§ MATERIAL SHOWN:
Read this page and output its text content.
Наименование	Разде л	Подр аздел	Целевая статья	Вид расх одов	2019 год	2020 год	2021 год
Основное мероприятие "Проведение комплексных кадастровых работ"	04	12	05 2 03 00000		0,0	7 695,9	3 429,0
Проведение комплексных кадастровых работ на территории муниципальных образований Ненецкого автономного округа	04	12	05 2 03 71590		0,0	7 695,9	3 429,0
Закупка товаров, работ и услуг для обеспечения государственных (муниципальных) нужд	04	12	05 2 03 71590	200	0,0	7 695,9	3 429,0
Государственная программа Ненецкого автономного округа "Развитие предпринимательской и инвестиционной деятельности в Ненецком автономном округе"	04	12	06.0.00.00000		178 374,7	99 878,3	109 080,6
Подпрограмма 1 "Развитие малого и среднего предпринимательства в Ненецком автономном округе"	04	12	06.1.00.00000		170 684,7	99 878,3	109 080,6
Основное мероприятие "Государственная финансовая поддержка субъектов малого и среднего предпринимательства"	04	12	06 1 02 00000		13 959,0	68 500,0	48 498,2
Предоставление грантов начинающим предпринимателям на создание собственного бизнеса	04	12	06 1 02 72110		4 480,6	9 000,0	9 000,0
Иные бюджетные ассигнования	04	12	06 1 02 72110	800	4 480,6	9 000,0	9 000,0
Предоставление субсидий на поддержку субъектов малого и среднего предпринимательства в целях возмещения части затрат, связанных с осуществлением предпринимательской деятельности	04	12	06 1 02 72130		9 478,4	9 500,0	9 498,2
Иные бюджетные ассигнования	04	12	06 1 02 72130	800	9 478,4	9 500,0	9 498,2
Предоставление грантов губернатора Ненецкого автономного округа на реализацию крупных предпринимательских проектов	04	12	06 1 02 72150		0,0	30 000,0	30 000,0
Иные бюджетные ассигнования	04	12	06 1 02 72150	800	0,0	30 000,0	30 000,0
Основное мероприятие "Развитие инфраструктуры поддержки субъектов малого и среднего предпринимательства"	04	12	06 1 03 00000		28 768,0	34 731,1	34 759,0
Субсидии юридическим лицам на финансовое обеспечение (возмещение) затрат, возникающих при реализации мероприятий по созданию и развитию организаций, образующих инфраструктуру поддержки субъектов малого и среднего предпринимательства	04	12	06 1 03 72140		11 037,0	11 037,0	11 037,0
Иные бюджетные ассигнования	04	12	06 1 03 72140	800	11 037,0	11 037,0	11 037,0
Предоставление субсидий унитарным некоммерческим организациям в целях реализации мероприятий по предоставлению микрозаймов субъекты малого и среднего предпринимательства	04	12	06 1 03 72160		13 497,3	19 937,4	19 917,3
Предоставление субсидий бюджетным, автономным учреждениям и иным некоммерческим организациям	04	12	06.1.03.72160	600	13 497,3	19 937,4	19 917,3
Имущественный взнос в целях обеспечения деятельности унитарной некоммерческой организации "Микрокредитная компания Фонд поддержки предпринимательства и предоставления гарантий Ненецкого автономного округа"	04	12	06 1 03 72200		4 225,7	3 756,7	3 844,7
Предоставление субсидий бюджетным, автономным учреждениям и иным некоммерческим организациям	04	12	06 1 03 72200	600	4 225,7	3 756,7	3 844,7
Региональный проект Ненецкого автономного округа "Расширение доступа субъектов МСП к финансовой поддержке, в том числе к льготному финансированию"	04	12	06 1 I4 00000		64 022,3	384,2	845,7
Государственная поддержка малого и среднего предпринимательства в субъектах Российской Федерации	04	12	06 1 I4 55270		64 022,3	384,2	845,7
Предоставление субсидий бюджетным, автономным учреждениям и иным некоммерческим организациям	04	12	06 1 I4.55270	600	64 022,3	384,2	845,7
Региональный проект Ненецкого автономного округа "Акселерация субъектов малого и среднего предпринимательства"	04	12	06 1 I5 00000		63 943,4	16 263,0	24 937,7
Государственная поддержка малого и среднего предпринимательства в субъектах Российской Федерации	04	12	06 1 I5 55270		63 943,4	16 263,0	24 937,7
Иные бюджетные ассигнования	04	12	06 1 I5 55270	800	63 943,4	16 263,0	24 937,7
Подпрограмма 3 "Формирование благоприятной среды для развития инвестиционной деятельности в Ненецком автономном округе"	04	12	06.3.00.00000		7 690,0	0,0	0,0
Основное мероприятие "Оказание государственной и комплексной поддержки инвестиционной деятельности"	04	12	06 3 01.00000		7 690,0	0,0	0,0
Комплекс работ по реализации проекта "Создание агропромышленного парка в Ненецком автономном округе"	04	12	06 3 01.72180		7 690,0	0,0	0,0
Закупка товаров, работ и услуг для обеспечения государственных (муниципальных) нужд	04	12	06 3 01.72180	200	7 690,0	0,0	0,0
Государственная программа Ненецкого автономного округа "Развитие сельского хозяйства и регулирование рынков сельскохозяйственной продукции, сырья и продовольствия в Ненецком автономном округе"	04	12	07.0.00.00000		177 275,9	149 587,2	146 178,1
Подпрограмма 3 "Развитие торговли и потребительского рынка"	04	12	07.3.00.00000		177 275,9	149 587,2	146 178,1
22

§ WHAT IS ASKED: In the records above, find each line that holds the word "кадастровых"; copy all such lines.

§ COMPLETE RESPONSE:
Основное мероприятие "Проведение комплексных кадастровых работ"	04	12	05 2 03 00000		0,0	7 695,9	3 429,0
Проведение комплексных кадастровых работ на территории муниципальных образований Ненецкого автономного округа	04	12	05 2 03 71590		0,0	7 695,9	3 429,0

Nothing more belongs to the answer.